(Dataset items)

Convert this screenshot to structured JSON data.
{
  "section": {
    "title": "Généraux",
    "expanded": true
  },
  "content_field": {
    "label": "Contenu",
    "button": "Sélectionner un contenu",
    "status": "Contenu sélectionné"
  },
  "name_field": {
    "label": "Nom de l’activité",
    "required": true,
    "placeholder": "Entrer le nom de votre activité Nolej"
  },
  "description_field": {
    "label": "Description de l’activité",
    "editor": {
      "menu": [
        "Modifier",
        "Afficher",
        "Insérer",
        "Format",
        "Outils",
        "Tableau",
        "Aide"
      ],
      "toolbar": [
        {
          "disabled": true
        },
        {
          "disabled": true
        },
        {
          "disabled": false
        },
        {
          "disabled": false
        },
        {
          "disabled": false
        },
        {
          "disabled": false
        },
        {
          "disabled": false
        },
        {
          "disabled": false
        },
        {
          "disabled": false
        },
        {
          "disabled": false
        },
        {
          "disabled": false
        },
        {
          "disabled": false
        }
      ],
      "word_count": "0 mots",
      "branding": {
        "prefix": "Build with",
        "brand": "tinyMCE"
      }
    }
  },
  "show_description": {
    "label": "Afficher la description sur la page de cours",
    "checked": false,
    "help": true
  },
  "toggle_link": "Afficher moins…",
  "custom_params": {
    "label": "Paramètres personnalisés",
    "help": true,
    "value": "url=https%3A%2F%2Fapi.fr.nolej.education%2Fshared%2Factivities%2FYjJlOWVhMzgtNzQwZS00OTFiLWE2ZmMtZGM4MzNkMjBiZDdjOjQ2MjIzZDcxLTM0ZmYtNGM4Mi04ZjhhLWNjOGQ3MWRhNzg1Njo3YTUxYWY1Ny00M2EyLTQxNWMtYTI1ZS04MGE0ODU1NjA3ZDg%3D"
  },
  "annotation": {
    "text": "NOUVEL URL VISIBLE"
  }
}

TASK BRIEF: Word for word, quote all of the data above.

TASK RESPONSE:
Convert this screenshot to structured JSON data.
{
  "section": {
    "title": "Généraux",
    "expanded": true
  },
  "content_field": {
    "label": "Contenu",
    "button": "Sélectionner un contenu",
    "status": "Contenu sélectionné"
  },
  "name_field": {
    "label": "Nom de l’activité",
    "required": true,
    "placeholder": "Entrer le nom de votre activité Nolej"
  },
  "description_field": {
    "label": "Description de l’activité",
    "editor": {
      "menu": [
        "Modifier",
        "Afficher",
        "Insérer",
        "Format",
        "Outils",
        "Tableau",
        "Aide"
      ],
      "toolbar": [
        {
          "disabled": true
        },
        {
          "disabled": true
        },
        {
          "disabled": false
        },
        {
          "disabled": false
        },
        {
          "disabled": false
        },
        {
          "disabled": false
        },
        {
          "disabled": false
        },
        {
          "disabled": false
        },
        {
          "disabled": false
        },
        {
          "disabled": false
        },
        {
          "disabled": false
        },
        {
          "disabled": false
        }
      ],
      "word_count": "0 mots",
      "branding": {
        "prefix": "Build with",
        "brand": "tinyMCE"
      }
    }
  },
  "show_description": {
    "label": "Afficher la description sur la page de cours",
    "checked": false,
    "help": true
  },
  "toggle_link": "Afficher moins…",
  "custom_params": {
    "label": "Paramètres personnalisés",
    "help": true,
    "value": "url=https%3A%2F%2Fapi.fr.nolej.education%2Fshared%2Factivities%2FYjJlOWVhMzgtNzQwZS00OTFiLWE2ZmMtZGM4MzNkMjBiZDdjOjQ2MjIzZDcxLTM0ZmYtNGM4Mi04ZjhhLWNjOGQ3MWRhNzg1Njo3YTUxYWY1Ny00M2EyLTQxNWMtYTI1ZS04MGE0ODU1NjA3ZDg%3D"
  },
  "annotation": {
    "text": "NOUVEL URL VISIBLE"
  }
}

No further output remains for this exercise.